## Aim
Restate the material word for word and leave out anything that is a picture.
·····
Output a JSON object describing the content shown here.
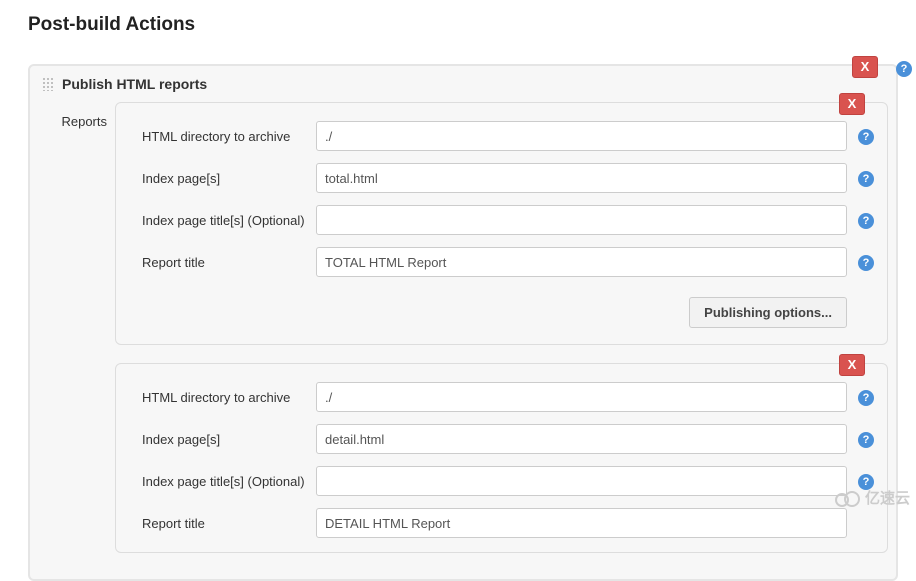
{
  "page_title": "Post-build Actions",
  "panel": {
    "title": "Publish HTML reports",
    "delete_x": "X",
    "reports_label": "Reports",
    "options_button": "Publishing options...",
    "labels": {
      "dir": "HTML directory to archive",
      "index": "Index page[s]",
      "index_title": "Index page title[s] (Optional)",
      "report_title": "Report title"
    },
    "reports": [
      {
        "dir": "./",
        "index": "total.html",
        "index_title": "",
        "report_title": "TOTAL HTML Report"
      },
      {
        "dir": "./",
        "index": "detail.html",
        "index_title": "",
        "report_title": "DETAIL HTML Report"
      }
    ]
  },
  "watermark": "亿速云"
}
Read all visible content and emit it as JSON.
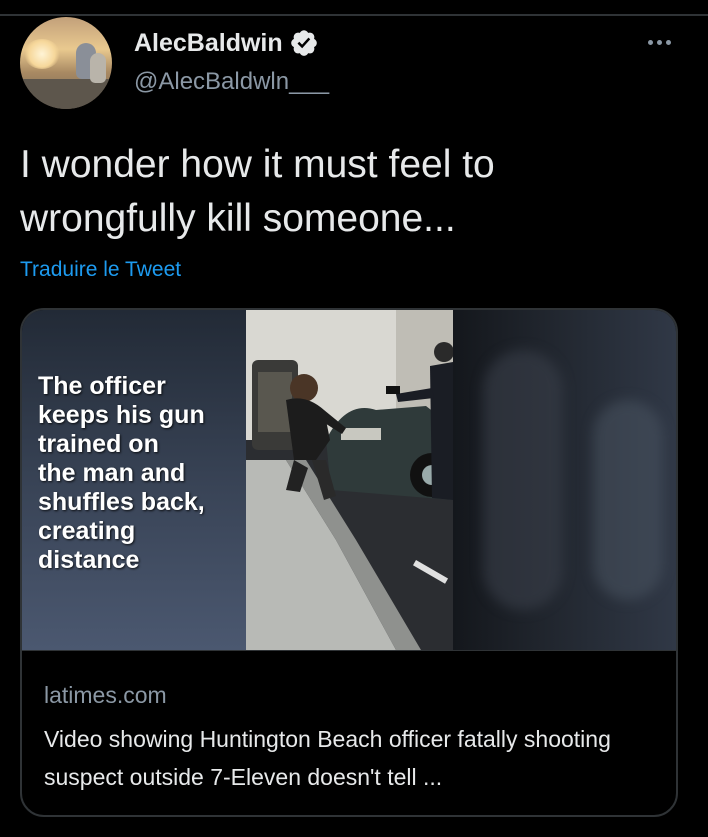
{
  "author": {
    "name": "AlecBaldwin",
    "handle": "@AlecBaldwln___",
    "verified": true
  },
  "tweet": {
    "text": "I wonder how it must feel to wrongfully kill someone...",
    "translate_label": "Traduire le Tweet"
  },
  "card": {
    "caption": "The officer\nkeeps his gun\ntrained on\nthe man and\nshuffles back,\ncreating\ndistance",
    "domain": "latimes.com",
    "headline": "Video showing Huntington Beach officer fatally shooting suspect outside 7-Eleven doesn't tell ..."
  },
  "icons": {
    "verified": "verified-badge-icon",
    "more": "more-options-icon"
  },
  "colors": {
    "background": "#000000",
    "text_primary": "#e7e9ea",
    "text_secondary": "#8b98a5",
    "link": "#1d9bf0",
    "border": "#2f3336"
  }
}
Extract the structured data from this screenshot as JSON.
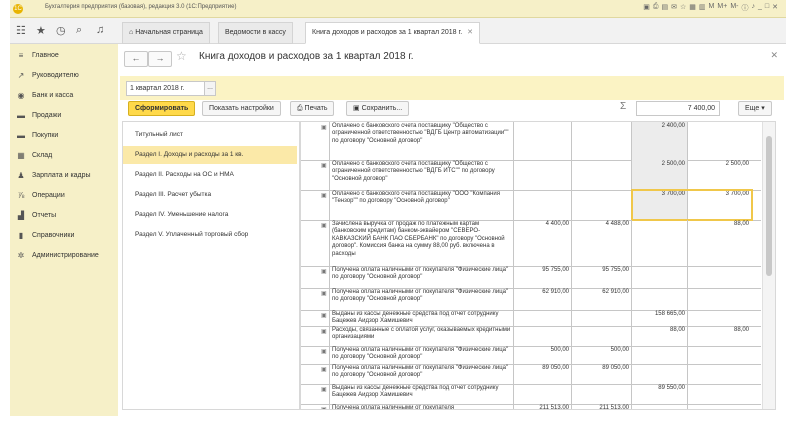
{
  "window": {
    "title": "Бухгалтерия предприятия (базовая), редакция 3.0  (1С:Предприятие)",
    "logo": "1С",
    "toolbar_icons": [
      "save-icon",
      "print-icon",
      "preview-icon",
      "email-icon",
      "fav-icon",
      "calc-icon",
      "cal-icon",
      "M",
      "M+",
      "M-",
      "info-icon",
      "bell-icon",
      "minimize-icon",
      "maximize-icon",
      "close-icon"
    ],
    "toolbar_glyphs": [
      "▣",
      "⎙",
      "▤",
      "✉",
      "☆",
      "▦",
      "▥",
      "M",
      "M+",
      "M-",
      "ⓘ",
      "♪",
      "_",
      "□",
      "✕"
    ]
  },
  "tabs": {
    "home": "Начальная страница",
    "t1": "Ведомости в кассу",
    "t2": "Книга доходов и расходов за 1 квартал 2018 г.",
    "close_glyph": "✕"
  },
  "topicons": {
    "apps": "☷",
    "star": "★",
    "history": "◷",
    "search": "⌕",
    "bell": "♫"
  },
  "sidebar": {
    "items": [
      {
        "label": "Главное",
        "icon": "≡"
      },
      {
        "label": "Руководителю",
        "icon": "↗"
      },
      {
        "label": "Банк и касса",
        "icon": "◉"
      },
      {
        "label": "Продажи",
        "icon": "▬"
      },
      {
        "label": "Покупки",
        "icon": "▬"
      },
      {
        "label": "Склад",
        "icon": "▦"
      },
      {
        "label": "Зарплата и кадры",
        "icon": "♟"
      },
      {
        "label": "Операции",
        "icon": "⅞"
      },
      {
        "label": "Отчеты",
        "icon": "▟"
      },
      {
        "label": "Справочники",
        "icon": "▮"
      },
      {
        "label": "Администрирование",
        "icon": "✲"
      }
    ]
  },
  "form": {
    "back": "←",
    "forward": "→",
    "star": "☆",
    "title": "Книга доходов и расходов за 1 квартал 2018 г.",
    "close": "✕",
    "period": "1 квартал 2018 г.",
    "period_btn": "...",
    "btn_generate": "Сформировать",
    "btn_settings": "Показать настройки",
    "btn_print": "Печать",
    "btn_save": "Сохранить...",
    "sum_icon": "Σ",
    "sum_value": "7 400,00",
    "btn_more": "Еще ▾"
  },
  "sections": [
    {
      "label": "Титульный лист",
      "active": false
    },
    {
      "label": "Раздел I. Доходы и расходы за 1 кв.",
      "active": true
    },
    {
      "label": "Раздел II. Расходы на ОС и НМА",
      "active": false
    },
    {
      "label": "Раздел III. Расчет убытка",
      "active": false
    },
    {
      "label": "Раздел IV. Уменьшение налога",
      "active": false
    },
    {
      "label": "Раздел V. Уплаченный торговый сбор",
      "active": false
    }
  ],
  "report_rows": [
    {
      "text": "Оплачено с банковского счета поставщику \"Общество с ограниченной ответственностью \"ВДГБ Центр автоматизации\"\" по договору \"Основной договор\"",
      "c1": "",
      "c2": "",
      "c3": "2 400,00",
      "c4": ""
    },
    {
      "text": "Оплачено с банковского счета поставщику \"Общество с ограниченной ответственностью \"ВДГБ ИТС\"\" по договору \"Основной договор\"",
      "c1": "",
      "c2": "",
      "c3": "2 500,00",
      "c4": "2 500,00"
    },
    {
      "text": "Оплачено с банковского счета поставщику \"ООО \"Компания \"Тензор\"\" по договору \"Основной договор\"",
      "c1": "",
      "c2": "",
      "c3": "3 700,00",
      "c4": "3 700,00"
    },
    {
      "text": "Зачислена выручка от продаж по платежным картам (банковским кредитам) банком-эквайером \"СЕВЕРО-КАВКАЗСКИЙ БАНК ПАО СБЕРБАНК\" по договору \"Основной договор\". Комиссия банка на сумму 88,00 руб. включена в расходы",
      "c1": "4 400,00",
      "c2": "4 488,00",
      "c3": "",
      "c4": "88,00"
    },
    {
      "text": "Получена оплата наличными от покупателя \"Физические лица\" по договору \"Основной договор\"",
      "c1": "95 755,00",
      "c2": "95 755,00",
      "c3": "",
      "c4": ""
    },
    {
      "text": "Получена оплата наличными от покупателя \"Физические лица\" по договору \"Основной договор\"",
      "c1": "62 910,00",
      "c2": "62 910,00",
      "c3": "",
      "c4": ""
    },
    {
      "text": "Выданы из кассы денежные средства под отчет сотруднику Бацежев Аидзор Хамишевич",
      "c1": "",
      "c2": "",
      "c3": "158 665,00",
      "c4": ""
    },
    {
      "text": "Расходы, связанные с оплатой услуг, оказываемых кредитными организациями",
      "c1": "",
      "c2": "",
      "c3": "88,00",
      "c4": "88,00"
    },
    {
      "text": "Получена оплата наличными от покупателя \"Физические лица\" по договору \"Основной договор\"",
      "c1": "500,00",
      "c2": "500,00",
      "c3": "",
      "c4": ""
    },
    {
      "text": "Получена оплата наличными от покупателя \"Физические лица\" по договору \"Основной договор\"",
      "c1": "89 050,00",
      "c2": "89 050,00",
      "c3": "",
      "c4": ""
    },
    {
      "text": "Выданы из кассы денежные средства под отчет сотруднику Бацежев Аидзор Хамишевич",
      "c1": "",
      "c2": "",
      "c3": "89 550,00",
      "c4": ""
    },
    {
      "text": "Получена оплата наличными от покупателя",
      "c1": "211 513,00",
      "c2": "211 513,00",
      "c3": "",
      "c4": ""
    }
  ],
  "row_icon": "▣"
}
·····
## The response
Output a JSON object describing the content shown here.
{
  "page_title": "Post-build Actions",
  "panel": {
    "title": "Publish HTML reports",
    "delete_x": "X",
    "reports_label": "Reports",
    "options_button": "Publishing options...",
    "labels": {
      "dir": "HTML directory to archive",
      "index": "Index page[s]",
      "index_title": "Index page title[s] (Optional)",
      "report_title": "Report title"
    },
    "reports": [
      {
        "dir": "./",
        "index": "total.html",
        "index_title": "",
        "report_title": "TOTAL HTML Report"
      },
      {
        "dir": "./",
        "index": "detail.html",
        "index_title": "",
        "report_title": "DETAIL HTML Report"
      }
    ]
  },
  "watermark": "亿速云"
}
Read all visible content and emit it as JSON.
{
  "author": {
    "name": "AlecBaldwin",
    "handle": "@AlecBaldwln___",
    "verified": true
  },
  "tweet": {
    "text": "I wonder how it must feel to wrongfully kill someone...",
    "translate_label": "Traduire le Tweet"
  },
  "card": {
    "caption": "The officer\nkeeps his gun\ntrained on\nthe man and\nshuffles back,\ncreating\ndistance",
    "domain": "latimes.com",
    "headline": "Video showing Huntington Beach officer fatally shooting suspect outside 7-Eleven doesn't tell ..."
  },
  "icons": {
    "verified": "verified-badge-icon",
    "more": "more-options-icon"
  },
  "colors": {
    "background": "#000000",
    "text_primary": "#e7e9ea",
    "text_secondary": "#8b98a5",
    "link": "#1d9bf0",
    "border": "#2f3336"
  }
}
Extract the structured data from this screenshot as JSON.
{
  "window": {
    "title": "Бухгалтерия предприятия (базовая), редакция 3.0  (1С:Предприятие)",
    "logo": "1С",
    "toolbar_icons": [
      "save-icon",
      "print-icon",
      "preview-icon",
      "email-icon",
      "fav-icon",
      "calc-icon",
      "cal-icon",
      "M",
      "M+",
      "M-",
      "info-icon",
      "bell-icon",
      "minimize-icon",
      "maximize-icon",
      "close-icon"
    ],
    "toolbar_glyphs": [
      "▣",
      "⎙",
      "▤",
      "✉",
      "☆",
      "▦",
      "▥",
      "M",
      "M+",
      "M-",
      "ⓘ",
      "♪",
      "_",
      "□",
      "✕"
    ]
  },
  "tabs": {
    "home": "Начальная страница",
    "t1": "Ведомости в кассу",
    "t2": "Книга доходов и расходов за 1 квартал 2018 г.",
    "close_glyph": "✕"
  },
  "topicons": {
    "apps": "☷",
    "star": "★",
    "history": "◷",
    "search": "⌕",
    "bell": "♫"
  },
  "sidebar": {
    "items": [
      {
        "label": "Главное",
        "icon": "≡"
      },
      {
        "label": "Руководителю",
        "icon": "↗"
      },
      {
        "label": "Банк и касса",
        "icon": "◉"
      },
      {
        "label": "Продажи",
        "icon": "▬"
      },
      {
        "label": "Покупки",
        "icon": "▬"
      },
      {
        "label": "Склад",
        "icon": "▦"
      },
      {
        "label": "Зарплата и кадры",
        "icon": "♟"
      },
      {
        "label": "Операции",
        "icon": "⅞"
      },
      {
        "label": "Отчеты",
        "icon": "▟"
      },
      {
        "label": "Справочники",
        "icon": "▮"
      },
      {
        "label": "Администрирование",
        "icon": "✲"
      }
    ]
  },
  "form": {
    "back": "←",
    "forward": "→",
    "star": "☆",
    "title": "Книга доходов и расходов за 1 квартал 2018 г.",
    "close": "✕",
    "period": "1 квартал 2018 г.",
    "period_btn": "...",
    "btn_generate": "Сформировать",
    "btn_settings": "Показать настройки",
    "btn_print": "Печать",
    "btn_save": "Сохранить...",
    "sum_icon": "Σ",
    "sum_value": "7 400,00",
    "btn_more": "Еще ▾"
  },
  "sections": [
    {
      "label": "Титульный лист",
      "active": false
    },
    {
      "label": "Раздел I. Доходы и расходы за 1 кв.",
      "active": true
    },
    {
      "label": "Раздел II. Расходы на ОС и НМА",
      "active": false
    },
    {
      "label": "Раздел III. Расчет убытка",
      "active": false
    },
    {
      "label": "Раздел IV. Уменьшение налога",
      "active": false
    },
    {
      "label": "Раздел V. Уплаченный торговый сбор",
      "active": false
    }
  ],
  "report_rows": [
    {
      "text": "Оплачено с банковского счета поставщику \"Общество с ограниченной ответственностью \"ВДГБ Центр автоматизации\"\" по договору \"Основной договор\"",
      "c1": "",
      "c2": "",
      "c3": "2 400,00",
      "c4": ""
    },
    {
      "text": "Оплачено с банковского счета поставщику \"Общество с ограниченной ответственностью \"ВДГБ ИТС\"\" по договору \"Основной договор\"",
      "c1": "",
      "c2": "",
      "c3": "2 500,00",
      "c4": "2 500,00"
    },
    {
      "text": "Оплачено с банковского счета поставщику \"ООО \"Компания \"Тензор\"\" по договору \"Основной договор\"",
      "c1": "",
      "c2": "",
      "c3": "3 700,00",
      "c4": "3 700,00"
    },
    {
      "text": "Зачислена выручка от продаж по платежным картам (банковским кредитам) банком-эквайером \"СЕВЕРО-КАВКАЗСКИЙ БАНК ПАО СБЕРБАНК\" по договору \"Основной договор\". Комиссия банка на сумму 88,00 руб. включена в расходы",
      "c1": "4 400,00",
      "c2": "4 488,00",
      "c3": "",
      "c4": "88,00"
    },
    {
      "text": "Получена оплата наличными от покупателя \"Физические лица\" по договору \"Основной договор\"",
      "c1": "95 755,00",
      "c2": "95 755,00",
      "c3": "",
      "c4": ""
    },
    {
      "text": "Получена оплата наличными от покупателя \"Физические лица\" по договору \"Основной договор\"",
      "c1": "62 910,00",
      "c2": "62 910,00",
      "c3": "",
      "c4": ""
    },
    {
      "text": "Выданы из кассы денежные средства под отчет сотруднику Бацежев Аидзор Хамишевич",
      "c1": "",
      "c2": "",
      "c3": "158 665,00",
      "c4": ""
    },
    {
      "text": "Расходы, связанные с оплатой услуг, оказываемых кредитными организациями",
      "c1": "",
      "c2": "",
      "c3": "88,00",
      "c4": "88,00"
    },
    {
      "text": "Получена оплата наличными от покупателя \"Физические лица\" по договору \"Основной договор\"",
      "c1": "500,00",
      "c2": "500,00",
      "c3": "",
      "c4": ""
    },
    {
      "text": "Получена оплата наличными от покупателя \"Физические лица\" по договору \"Основной договор\"",
      "c1": "89 050,00",
      "c2": "89 050,00",
      "c3": "",
      "c4": ""
    },
    {
      "text": "Выданы из кассы денежные средства под отчет сотруднику Бацежев Аидзор Хамишевич",
      "c1": "",
      "c2": "",
      "c3": "89 550,00",
      "c4": ""
    },
    {
      "text": "Получена оплата наличными от покупателя",
      "c1": "211 513,00",
      "c2": "211 513,00",
      "c3": "",
      "c4": ""
    }
  ],
  "row_icon": "▣"
}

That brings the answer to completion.